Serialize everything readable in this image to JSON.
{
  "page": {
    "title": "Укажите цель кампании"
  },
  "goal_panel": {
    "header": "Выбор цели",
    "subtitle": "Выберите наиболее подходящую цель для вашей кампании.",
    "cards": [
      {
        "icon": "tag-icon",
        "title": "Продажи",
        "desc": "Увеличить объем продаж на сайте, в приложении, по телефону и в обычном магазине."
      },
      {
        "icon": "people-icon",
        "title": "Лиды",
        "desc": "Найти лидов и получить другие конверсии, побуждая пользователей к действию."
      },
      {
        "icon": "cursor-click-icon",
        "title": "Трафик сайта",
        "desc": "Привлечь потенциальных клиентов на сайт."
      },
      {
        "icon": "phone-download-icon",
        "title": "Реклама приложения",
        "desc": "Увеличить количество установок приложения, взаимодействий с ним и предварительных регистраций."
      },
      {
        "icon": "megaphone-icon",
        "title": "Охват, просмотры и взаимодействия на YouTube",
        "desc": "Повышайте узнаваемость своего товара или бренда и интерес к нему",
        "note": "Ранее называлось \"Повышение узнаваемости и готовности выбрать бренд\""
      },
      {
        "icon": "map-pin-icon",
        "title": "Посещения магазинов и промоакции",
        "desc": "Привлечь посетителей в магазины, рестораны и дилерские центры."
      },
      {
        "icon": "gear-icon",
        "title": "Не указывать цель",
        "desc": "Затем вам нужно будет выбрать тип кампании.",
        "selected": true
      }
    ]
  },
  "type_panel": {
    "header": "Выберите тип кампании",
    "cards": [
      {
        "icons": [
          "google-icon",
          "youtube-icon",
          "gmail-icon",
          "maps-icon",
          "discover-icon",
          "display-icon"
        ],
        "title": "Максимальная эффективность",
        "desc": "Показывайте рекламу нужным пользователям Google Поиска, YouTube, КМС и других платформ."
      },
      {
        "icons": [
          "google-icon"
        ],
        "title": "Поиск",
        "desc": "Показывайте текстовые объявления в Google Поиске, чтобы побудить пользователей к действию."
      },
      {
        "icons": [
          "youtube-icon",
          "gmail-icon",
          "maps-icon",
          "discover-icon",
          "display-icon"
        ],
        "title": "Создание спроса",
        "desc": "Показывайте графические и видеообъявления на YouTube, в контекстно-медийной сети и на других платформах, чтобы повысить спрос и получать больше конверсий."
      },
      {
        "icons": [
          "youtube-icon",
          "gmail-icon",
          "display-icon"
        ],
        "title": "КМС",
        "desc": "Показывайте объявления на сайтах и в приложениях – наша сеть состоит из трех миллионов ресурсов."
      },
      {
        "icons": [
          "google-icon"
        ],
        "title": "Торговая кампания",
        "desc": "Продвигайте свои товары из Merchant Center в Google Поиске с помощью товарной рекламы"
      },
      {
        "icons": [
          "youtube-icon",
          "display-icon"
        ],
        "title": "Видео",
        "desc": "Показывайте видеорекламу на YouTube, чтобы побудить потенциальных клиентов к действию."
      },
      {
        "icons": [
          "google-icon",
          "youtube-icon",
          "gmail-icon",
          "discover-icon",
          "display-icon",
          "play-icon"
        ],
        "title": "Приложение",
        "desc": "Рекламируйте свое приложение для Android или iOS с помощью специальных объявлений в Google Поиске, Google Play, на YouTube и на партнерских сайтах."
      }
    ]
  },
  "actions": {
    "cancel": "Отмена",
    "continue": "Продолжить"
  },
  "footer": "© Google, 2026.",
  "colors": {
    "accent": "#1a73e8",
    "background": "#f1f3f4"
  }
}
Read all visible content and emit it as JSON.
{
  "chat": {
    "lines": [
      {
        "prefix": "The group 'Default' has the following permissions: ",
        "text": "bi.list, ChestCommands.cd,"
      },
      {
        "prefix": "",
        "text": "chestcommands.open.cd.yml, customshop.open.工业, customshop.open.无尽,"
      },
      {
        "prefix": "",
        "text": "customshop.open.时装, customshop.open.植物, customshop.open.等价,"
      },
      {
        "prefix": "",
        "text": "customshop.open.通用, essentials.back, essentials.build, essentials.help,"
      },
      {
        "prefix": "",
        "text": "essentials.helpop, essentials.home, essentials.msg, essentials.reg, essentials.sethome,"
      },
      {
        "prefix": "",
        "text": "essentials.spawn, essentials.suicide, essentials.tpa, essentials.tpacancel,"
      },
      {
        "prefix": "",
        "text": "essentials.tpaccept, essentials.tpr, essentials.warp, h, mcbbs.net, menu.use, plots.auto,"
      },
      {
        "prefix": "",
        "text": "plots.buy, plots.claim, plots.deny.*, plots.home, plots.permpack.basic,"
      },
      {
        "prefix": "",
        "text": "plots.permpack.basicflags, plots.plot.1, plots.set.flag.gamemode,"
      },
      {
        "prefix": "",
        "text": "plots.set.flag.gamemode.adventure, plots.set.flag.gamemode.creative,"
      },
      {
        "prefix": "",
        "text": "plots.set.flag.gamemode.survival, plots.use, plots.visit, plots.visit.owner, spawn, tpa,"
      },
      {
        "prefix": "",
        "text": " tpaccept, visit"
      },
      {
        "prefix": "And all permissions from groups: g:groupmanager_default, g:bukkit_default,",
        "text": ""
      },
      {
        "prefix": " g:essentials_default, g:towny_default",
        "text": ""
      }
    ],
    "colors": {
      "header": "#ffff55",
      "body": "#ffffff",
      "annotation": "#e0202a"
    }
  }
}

--- Stated goal ---
From the data, list each line in which the string "сайтах" appears.

--- Task response ---
        "desc": "Показывайте объявления на сайтах и в приложениях – наша сеть состоит из трех миллионов ресурсов."
        "desc": "Рекламируйте свое приложение для Android или iOS с помощью специальных объявлений в Google Поиске, Google Play, на YouTube и на партнерских сайтах."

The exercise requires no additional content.